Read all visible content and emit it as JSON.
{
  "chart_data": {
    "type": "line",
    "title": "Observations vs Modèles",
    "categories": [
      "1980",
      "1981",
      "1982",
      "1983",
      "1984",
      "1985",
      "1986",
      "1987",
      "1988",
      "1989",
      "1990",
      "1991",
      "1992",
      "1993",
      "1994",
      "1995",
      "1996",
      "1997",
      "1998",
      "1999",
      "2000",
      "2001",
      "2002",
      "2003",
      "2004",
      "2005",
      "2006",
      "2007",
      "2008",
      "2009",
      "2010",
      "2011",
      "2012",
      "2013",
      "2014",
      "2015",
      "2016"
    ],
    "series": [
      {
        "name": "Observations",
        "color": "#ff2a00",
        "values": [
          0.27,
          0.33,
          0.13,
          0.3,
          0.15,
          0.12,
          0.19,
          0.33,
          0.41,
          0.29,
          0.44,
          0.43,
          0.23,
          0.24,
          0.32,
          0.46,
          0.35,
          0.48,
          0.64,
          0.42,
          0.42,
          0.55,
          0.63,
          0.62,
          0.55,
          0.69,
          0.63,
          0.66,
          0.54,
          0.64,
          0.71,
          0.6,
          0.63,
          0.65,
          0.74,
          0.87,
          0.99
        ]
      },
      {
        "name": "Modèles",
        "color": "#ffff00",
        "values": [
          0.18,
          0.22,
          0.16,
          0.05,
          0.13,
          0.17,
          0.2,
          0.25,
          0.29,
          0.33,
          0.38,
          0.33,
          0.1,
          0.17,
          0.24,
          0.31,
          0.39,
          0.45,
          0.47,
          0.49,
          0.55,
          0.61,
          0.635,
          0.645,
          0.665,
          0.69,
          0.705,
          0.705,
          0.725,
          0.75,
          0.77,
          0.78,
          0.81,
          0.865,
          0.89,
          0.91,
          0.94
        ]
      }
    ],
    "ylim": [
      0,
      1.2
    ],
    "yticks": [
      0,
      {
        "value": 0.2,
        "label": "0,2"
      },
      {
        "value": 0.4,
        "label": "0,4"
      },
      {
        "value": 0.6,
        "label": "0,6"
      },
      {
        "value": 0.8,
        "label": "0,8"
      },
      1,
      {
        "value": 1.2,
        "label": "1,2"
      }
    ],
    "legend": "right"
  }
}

▬▬▬▬▬▬

**What the task requires:** All of the material above needs to be retyped word for word.

**Solution to this exercise:**
Read all visible content and emit it as JSON.
{
  "chart_data": {
    "type": "line",
    "title": "Observations vs Modèles",
    "categories": [
      "1980",
      "1981",
      "1982",
      "1983",
      "1984",
      "1985",
      "1986",
      "1987",
      "1988",
      "1989",
      "1990",
      "1991",
      "1992",
      "1993",
      "1994",
      "1995",
      "1996",
      "1997",
      "1998",
      "1999",
      "2000",
      "2001",
      "2002",
      "2003",
      "2004",
      "2005",
      "2006",
      "2007",
      "2008",
      "2009",
      "2010",
      "2011",
      "2012",
      "2013",
      "2014",
      "2015",
      "2016"
    ],
    "series": [
      {
        "name": "Observations",
        "color": "#ff2a00",
        "values": [
          0.27,
          0.33,
          0.13,
          0.3,
          0.15,
          0.12,
          0.19,
          0.33,
          0.41,
          0.29,
          0.44,
          0.43,
          0.23,
          0.24,
          0.32,
          0.46,
          0.35,
          0.48,
          0.64,
          0.42,
          0.42,
          0.55,
          0.63,
          0.62,
          0.55,
          0.69,
          0.63,
          0.66,
          0.54,
          0.64,
          0.71,
          0.6,
          0.63,
          0.65,
          0.74,
          0.87,
          0.99
        ]
      },
      {
        "name": "Modèles",
        "color": "#ffff00",
        "values": [
          0.18,
          0.22,
          0.16,
          0.05,
          0.13,
          0.17,
          0.2,
          0.25,
          0.29,
          0.33,
          0.38,
          0.33,
          0.1,
          0.17,
          0.24,
          0.31,
          0.39,
          0.45,
          0.47,
          0.49,
          0.55,
          0.61,
          0.635,
          0.645,
          0.665,
          0.69,
          0.705,
          0.705,
          0.725,
          0.75,
          0.77,
          0.78,
          0.81,
          0.865,
          0.89,
          0.91,
          0.94
        ]
      }
    ],
    "ylim": [
      0,
      1.2
    ],
    "yticks": [
      0,
      {
        "value": 0.2,
        "label": "0,2"
      },
      {
        "value": 0.4,
        "label": "0,4"
      },
      {
        "value": 0.6,
        "label": "0,6"
      },
      {
        "value": 0.8,
        "label": "0,8"
      },
      1,
      {
        "value": 1.2,
        "label": "1,2"
      }
    ],
    "legend": "right"
  }
}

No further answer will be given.